### Set task
Output the material below in its entirety, exactly as given.

### Data records
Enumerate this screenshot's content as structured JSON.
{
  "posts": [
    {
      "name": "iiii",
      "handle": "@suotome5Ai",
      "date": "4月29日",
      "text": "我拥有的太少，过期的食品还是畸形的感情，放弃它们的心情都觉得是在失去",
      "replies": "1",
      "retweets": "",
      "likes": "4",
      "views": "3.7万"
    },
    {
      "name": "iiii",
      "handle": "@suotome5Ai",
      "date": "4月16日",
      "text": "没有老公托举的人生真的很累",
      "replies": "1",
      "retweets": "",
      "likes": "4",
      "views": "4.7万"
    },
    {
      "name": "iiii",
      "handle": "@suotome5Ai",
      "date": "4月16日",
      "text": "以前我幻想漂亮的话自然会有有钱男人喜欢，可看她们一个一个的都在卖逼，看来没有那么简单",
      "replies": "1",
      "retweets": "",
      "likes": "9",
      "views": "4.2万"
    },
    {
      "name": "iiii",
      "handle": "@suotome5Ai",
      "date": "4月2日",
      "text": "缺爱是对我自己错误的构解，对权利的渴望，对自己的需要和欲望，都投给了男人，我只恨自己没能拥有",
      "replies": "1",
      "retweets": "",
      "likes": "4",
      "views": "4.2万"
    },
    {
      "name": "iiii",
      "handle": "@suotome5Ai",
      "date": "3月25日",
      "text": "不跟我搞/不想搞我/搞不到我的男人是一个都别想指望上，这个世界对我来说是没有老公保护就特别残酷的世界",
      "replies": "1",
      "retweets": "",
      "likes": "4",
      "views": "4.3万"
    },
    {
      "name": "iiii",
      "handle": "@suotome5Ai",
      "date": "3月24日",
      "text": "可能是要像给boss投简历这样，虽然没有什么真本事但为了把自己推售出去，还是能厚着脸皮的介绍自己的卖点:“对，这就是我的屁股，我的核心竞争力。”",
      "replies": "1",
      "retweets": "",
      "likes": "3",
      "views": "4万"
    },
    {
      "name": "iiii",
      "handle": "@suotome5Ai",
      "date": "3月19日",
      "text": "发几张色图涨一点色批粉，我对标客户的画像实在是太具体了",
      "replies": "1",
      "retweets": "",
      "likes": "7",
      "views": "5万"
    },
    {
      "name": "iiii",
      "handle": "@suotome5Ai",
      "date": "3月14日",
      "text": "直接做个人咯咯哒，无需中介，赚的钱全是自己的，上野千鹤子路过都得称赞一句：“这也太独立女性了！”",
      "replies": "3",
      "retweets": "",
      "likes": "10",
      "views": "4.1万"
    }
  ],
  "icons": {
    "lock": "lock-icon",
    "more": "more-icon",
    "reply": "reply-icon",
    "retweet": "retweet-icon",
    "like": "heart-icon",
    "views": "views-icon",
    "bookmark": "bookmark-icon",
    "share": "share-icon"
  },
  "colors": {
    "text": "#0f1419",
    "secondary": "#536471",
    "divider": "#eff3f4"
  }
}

### Task output
Enumerate this screenshot's content as structured JSON.
{
  "posts": [
    {
      "name": "iiii",
      "handle": "@suotome5Ai",
      "date": "4月29日",
      "text": "我拥有的太少，过期的食品还是畸形的感情，放弃它们的心情都觉得是在失去",
      "replies": "1",
      "retweets": "",
      "likes": "4",
      "views": "3.7万"
    },
    {
      "name": "iiii",
      "handle": "@suotome5Ai",
      "date": "4月16日",
      "text": "没有老公托举的人生真的很累",
      "replies": "1",
      "retweets": "",
      "likes": "4",
      "views": "4.7万"
    },
    {
      "name": "iiii",
      "handle": "@suotome5Ai",
      "date": "4月16日",
      "text": "以前我幻想漂亮的话自然会有有钱男人喜欢，可看她们一个一个的都在卖逼，看来没有那么简单",
      "replies": "1",
      "retweets": "",
      "likes": "9",
      "views": "4.2万"
    },
    {
      "name": "iiii",
      "handle": "@suotome5Ai",
      "date": "4月2日",
      "text": "缺爱是对我自己错误的构解，对权利的渴望，对自己的需要和欲望，都投给了男人，我只恨自己没能拥有",
      "replies": "1",
      "retweets": "",
      "likes": "4",
      "views": "4.2万"
    },
    {
      "name": "iiii",
      "handle": "@suotome5Ai",
      "date": "3月25日",
      "text": "不跟我搞/不想搞我/搞不到我的男人是一个都别想指望上，这个世界对我来说是没有老公保护就特别残酷的世界",
      "replies": "1",
      "retweets": "",
      "likes": "4",
      "views": "4.3万"
    },
    {
      "name": "iiii",
      "handle": "@suotome5Ai",
      "date": "3月24日",
      "text": "可能是要像给boss投简历这样，虽然没有什么真本事但为了把自己推售出去，还是能厚着脸皮的介绍自己的卖点:“对，这就是我的屁股，我的核心竞争力。”",
      "replies": "1",
      "retweets": "",
      "likes": "3",
      "views": "4万"
    },
    {
      "name": "iiii",
      "handle": "@suotome5Ai",
      "date": "3月19日",
      "text": "发几张色图涨一点色批粉，我对标客户的画像实在是太具体了",
      "replies": "1",
      "retweets": "",
      "likes": "7",
      "views": "5万"
    },
    {
      "name": "iiii",
      "handle": "@suotome5Ai",
      "date": "3月14日",
      "text": "直接做个人咯咯哒，无需中介，赚的钱全是自己的，上野千鹤子路过都得称赞一句：“这也太独立女性了！”",
      "replies": "3",
      "retweets": "",
      "likes": "10",
      "views": "4.1万"
    }
  ],
  "icons": {
    "lock": "lock-icon",
    "more": "more-icon",
    "reply": "reply-icon",
    "retweet": "retweet-icon",
    "like": "heart-icon",
    "views": "views-icon",
    "bookmark": "bookmark-icon",
    "share": "share-icon"
  },
  "colors": {
    "text": "#0f1419",
    "secondary": "#536471",
    "divider": "#eff3f4"
  }
}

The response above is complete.